### Stated problem
Select every line holding the word "TheDigitalArtist" and copy it.
--------
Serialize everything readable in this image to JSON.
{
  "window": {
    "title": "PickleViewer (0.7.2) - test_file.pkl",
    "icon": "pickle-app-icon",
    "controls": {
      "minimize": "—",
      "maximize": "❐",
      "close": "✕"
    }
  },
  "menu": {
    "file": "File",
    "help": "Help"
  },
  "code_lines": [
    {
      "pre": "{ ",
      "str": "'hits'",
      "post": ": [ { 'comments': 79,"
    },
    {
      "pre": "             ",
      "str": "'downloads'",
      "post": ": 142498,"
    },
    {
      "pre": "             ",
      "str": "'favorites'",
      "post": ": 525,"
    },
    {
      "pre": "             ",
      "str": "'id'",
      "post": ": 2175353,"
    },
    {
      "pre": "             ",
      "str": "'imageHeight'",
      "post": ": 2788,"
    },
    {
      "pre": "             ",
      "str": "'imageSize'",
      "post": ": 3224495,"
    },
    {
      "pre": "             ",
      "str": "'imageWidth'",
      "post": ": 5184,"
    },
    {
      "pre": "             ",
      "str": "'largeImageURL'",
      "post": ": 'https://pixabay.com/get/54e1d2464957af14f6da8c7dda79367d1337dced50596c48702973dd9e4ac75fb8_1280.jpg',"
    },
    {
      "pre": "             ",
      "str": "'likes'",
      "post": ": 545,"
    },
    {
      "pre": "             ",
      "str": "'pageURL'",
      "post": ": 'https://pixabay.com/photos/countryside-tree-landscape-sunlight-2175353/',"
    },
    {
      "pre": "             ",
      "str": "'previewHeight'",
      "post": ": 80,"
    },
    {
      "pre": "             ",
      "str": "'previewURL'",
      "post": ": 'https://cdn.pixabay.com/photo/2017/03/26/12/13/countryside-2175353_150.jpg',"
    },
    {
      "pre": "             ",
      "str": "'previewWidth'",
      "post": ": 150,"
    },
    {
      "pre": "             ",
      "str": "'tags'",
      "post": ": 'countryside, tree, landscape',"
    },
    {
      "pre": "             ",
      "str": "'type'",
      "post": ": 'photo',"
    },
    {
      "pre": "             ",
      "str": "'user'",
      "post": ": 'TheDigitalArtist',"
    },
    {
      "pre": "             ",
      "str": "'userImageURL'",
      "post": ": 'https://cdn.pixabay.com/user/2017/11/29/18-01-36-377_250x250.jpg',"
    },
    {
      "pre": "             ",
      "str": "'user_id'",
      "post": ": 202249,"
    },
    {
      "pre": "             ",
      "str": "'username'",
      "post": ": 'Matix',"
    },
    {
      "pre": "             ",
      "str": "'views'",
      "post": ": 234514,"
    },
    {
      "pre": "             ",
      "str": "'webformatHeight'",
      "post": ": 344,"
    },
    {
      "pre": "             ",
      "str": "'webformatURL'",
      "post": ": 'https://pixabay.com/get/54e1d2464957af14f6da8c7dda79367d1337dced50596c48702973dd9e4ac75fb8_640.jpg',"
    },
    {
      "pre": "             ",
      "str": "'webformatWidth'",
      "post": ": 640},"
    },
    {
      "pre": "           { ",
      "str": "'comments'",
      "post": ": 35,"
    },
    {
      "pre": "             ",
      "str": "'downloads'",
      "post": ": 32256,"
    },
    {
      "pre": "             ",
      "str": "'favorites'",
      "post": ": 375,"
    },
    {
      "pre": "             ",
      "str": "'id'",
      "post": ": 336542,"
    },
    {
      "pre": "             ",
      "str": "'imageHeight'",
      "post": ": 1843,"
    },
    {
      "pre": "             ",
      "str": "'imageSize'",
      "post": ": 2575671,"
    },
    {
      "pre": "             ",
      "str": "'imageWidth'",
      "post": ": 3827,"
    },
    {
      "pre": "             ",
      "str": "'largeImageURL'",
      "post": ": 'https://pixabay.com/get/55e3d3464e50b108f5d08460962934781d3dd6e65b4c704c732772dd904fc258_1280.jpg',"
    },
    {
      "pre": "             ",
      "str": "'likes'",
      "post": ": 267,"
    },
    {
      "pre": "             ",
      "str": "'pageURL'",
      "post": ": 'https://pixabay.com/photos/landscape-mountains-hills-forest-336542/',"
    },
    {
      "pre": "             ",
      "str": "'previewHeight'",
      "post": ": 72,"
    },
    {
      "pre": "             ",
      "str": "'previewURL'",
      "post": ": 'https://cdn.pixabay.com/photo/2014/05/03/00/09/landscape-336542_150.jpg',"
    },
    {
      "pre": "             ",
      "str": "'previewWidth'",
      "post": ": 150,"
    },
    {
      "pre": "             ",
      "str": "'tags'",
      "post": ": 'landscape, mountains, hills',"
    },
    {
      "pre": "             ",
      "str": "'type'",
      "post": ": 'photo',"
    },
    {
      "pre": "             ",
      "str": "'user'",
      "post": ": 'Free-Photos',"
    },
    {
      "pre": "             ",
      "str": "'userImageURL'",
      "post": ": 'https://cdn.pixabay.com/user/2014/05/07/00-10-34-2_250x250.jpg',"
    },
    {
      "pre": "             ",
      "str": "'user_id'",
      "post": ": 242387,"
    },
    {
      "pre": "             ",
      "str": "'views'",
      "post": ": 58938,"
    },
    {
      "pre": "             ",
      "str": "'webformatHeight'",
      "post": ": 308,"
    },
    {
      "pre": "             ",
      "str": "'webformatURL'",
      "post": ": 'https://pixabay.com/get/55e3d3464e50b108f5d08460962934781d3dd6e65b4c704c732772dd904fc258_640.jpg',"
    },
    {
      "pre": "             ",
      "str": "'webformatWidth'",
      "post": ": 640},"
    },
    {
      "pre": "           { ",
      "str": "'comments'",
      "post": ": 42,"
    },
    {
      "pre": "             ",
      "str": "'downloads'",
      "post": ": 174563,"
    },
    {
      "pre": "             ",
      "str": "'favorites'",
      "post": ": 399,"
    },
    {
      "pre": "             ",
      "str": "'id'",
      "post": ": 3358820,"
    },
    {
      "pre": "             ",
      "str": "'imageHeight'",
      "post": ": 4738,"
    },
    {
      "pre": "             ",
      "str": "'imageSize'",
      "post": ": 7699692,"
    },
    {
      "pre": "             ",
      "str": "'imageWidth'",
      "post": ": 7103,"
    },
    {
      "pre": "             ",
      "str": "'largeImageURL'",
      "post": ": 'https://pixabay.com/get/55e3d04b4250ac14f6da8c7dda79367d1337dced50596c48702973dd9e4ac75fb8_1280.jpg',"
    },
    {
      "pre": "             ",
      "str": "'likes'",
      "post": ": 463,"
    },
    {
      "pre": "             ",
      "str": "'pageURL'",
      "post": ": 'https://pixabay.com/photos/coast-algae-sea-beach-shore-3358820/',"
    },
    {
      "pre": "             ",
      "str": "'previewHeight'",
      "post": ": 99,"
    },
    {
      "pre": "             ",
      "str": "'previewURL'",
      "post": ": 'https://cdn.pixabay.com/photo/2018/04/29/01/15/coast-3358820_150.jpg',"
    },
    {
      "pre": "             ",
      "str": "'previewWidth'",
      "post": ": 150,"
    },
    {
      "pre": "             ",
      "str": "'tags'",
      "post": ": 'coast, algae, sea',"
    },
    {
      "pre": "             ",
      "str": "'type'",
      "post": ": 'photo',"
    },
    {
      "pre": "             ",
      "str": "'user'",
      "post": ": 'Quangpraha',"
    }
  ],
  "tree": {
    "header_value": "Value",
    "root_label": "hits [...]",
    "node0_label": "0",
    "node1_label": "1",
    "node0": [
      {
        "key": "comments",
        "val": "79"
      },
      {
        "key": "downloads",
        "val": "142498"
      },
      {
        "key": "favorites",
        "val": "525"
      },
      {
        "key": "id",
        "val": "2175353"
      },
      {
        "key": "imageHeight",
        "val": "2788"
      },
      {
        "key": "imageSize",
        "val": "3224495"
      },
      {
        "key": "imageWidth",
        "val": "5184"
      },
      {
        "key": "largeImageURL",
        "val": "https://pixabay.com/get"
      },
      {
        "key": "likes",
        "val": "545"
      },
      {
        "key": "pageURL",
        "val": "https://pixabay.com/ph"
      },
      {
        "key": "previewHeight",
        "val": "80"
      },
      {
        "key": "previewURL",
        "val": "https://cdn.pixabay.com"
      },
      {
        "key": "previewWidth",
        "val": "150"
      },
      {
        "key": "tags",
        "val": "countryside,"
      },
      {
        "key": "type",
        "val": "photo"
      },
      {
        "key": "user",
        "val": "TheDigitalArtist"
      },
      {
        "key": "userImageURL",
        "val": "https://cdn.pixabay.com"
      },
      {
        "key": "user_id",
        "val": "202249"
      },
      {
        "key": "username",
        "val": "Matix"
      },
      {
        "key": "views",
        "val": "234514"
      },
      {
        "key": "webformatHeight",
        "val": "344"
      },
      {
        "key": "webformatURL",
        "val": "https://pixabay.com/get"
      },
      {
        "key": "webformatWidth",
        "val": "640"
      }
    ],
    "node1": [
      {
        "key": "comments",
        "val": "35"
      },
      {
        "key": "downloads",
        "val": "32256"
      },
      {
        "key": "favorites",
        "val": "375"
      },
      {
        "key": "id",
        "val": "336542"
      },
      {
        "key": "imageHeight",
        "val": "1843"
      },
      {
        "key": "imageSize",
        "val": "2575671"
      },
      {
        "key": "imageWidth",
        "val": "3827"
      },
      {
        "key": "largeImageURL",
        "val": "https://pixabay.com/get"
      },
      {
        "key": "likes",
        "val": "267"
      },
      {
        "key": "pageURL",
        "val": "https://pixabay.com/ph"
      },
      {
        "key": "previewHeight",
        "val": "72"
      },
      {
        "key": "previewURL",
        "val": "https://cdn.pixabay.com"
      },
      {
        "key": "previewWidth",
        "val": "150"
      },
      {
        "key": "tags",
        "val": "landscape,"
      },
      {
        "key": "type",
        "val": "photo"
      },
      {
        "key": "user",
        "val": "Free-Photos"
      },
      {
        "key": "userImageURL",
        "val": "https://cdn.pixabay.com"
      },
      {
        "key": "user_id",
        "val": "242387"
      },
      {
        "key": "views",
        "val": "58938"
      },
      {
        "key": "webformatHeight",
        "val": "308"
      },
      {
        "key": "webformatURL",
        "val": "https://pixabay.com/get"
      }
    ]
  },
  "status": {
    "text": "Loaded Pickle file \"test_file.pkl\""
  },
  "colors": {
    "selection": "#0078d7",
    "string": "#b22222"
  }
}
--------
### Task output
      "post": ": 'TheDigitalArtist',"
        "val": "TheDigitalArtist"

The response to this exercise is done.